Your task is to copy the listing exactly. Drop any pictures from the copy.

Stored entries
>> Begin
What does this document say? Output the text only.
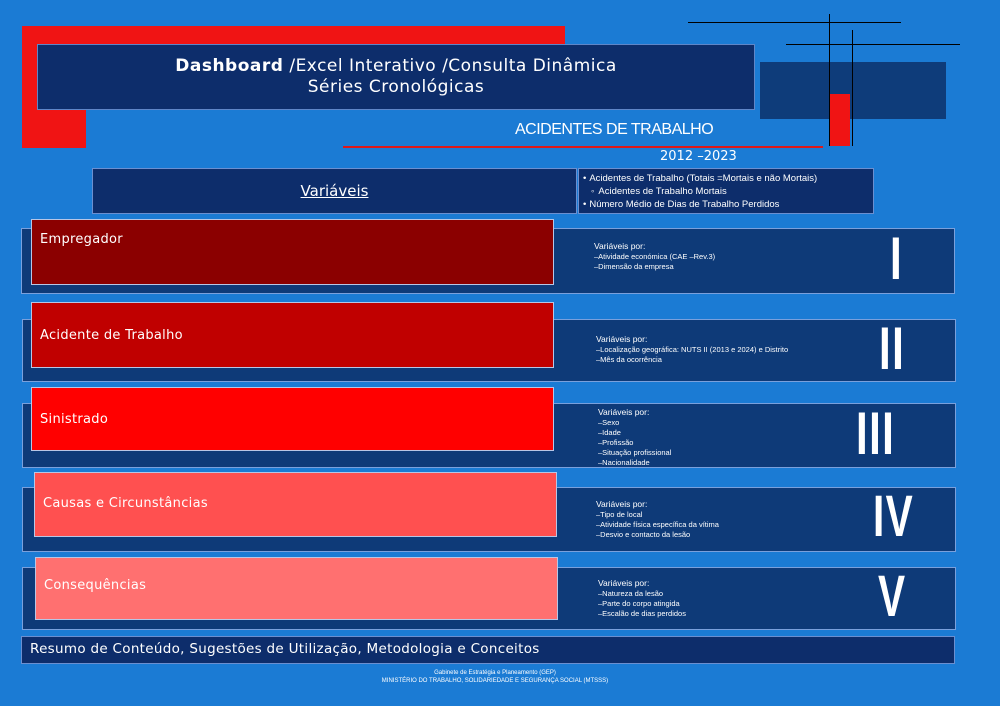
Dashboard /Excel Interativo /Consulta Dinâmica
Séries Cronológicas
ACIDENTES DE TRABALHO
2012 –2023
Variáveis
• Acidentes de Trabalho (Totais =Mortais e não Mortais)
◦ Acidentes de Trabalho Mortais
• Número Médio de Dias de Trabalho Perdidos
Empregador	Variáveis por:
–Atividade económica (CAE –Rev.3)
–Dimensão da empresa	I
Acidente de Trabalho	Variáveis por:
–Localização geográfica: NUTS II (2013 e 2024) e Distrito
–Mês da ocorrência	II
Sinistrado	Variáveis por:
–Sexo
–Idade
–Profissão
–Situação profissional
–Nacionalidade	III
Causas e Circunstâncias	Variáveis por:
–Tipo de local
–Atividade física específica da vítima
–Desvio e contacto da lesão	IV
Consequências	Variáveis por:
–Natureza da lesão
–Parte do corpo atingida
–Escalão de dias perdidos	V
Resumo de Conteúdo, Sugestões de Utilização, Metodologia e Conceitos
Gabinete de Estratégia e Planeamento (GEP)
MINISTÉRIO DO TRABALHO, SOLIDARIEDADE E SEGURANÇA SOCIAL (MTSSS)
>> End
> [Result of the task]
What does this document say? Output the text only.
Dashboard /Excel Interativo /Consulta Dinâmica
Séries Cronológicas
ACIDENTES DE TRABALHO
2012 –2023
Variáveis
• Acidentes de Trabalho (Totais =Mortais e não Mortais)
◦ Acidentes de Trabalho Mortais
• Número Médio de Dias de Trabalho Perdidos
Empregador	Variáveis por:
–Atividade económica (CAE –Rev.3)
–Dimensão da empresa	I
Acidente de Trabalho	Variáveis por:
–Localização geográfica: NUTS II (2013 e 2024) e Distrito
–Mês da ocorrência	II
Sinistrado	Variáveis por:
–Sexo
–Idade
–Profissão
–Situação profissional
–Nacionalidade	III
Causas e Circunstâncias	Variáveis por:
–Tipo de local
–Atividade física específica da vítima
–Desvio e contacto da lesão	IV
Consequências	Variáveis por:
–Natureza da lesão
–Parte do corpo atingida
–Escalão de dias perdidos	V
Resumo de Conteúdo, Sugestões de Utilização, Metodologia e Conceitos
Gabinete de Estratégia e Planeamento (GEP)
MINISTÉRIO DO TRABALHO, SOLIDARIEDADE E SEGURANÇA SOCIAL (MTSSS)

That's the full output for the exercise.